(Extracted records)
= = = =
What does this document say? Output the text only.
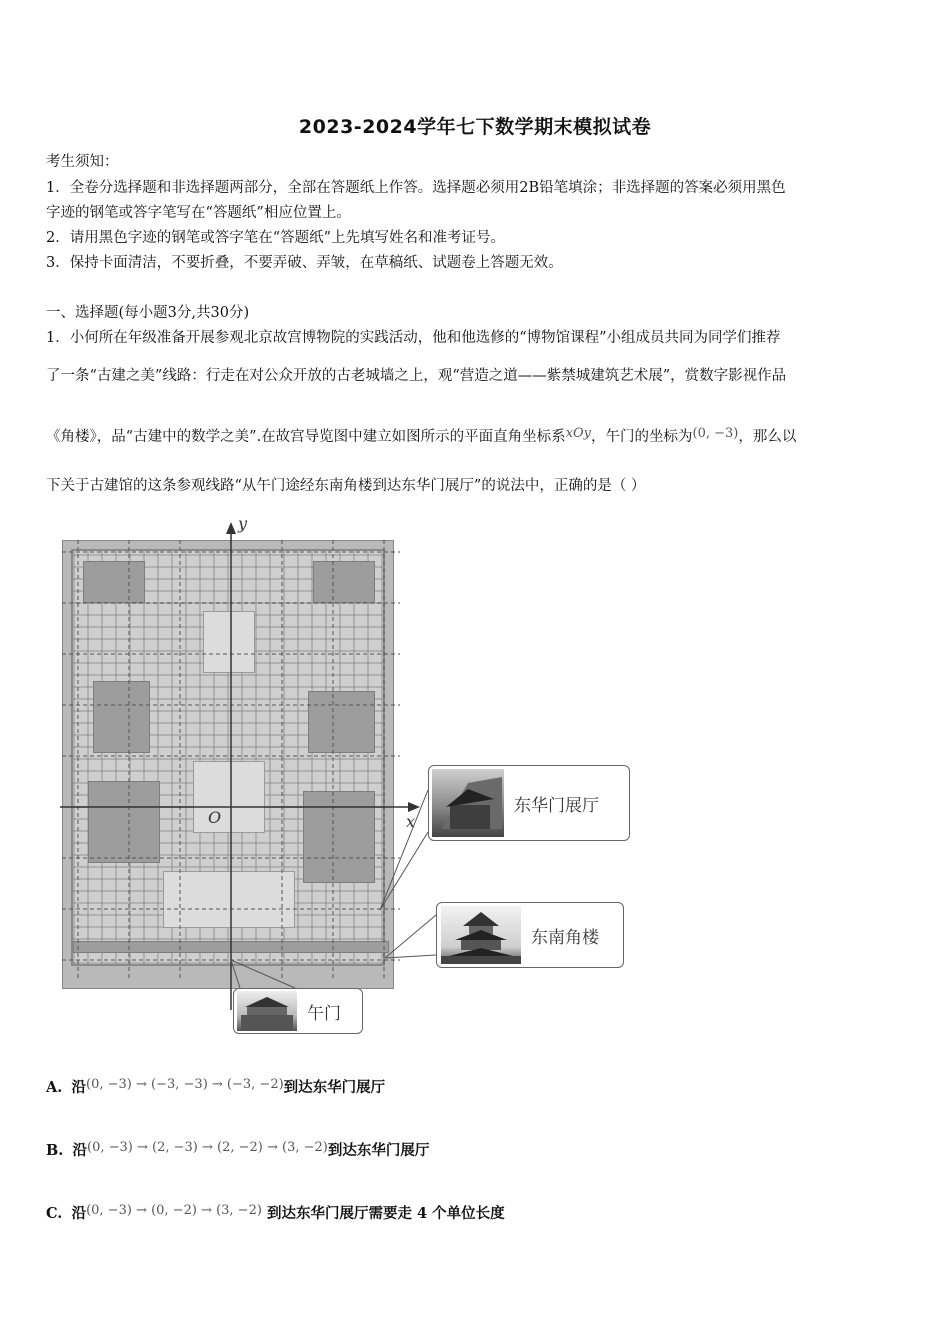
2023-2024学年七下数学期末模拟试卷
考生须知：
1．全卷分选择题和非选择题两部分，全部在答题纸上作答。选择题必须用2B铅笔填涂；非选择题的答案必须用黑色
字迹的钢笔或答字笔写在“答题纸”相应位置上。
2．请用黑色字迹的钢笔或答字笔在“答题纸”上先填写姓名和准考证号。
3．保持卡面清洁，不要折叠，不要弄破、弄皱，在草稿纸、试题卷上答题无效。
一、选择题(每小题3分,共30分)
1．小何所在年级准备开展参观北京故宫博物院的实践活动，他和他选修的“博物馆课程”小组成员共同为同学们推荐
了一条“古建之美”线路：行走在对公众开放的古老城墙之上，观“营造之道——紫禁城建筑艺术展”，赏数字影视作品
《角楼》，品“古建中的数学之美”.在故宫导览图中建立如图所示的平面直角坐标系xOy，午门的坐标为(0, −3)，那么以
下关于古建馆的这条参观线路“从午门途经东南角楼到达东华门展厅”的说法中，正确的是（ ）
y
x
O
东华门展厅
东南角楼
午门
A. 沿(0, −3) → (−3, −3) → (−3, −2)到达东华门展厅
B. 沿(0, −3) → (2, −3) → (2, −2) → (3, −2)到达东华门展厅
C. 沿(0, −3) → (0, −2) → (3, −2) 到达东华门展厅需要走 4 个单位长度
= = = =
**Task details**
Quote the entries in full. Any image among them is to be omitted from the copy.

**Output for this task**
What does this document say? Output the text only.
2023-2024学年七下数学期末模拟试卷
考生须知：
1．全卷分选择题和非选择题两部分，全部在答题纸上作答。选择题必须用2B铅笔填涂；非选择题的答案必须用黑色
字迹的钢笔或答字笔写在“答题纸”相应位置上。
2．请用黑色字迹的钢笔或答字笔在“答题纸”上先填写姓名和准考证号。
3．保持卡面清洁，不要折叠，不要弄破、弄皱，在草稿纸、试题卷上答题无效。
一、选择题(每小题3分,共30分)
1．小何所在年级准备开展参观北京故宫博物院的实践活动，他和他选修的“博物馆课程”小组成员共同为同学们推荐
了一条“古建之美”线路：行走在对公众开放的古老城墙之上，观“营造之道——紫禁城建筑艺术展”，赏数字影视作品
《角楼》，品“古建中的数学之美”.在故宫导览图中建立如图所示的平面直角坐标系xOy，午门的坐标为(0, −3)，那么以
下关于古建馆的这条参观线路“从午门途经东南角楼到达东华门展厅”的说法中，正确的是（ ）
y
x
O
东华门展厅
东南角楼
午门
A. 沿(0, −3) → (−3, −3) → (−3, −2)到达东华门展厅
B. 沿(0, −3) → (2, −3) → (2, −2) → (3, −2)到达东华门展厅
C. 沿(0, −3) → (0, −2) → (3, −2) 到达东华门展厅需要走 4 个单位长度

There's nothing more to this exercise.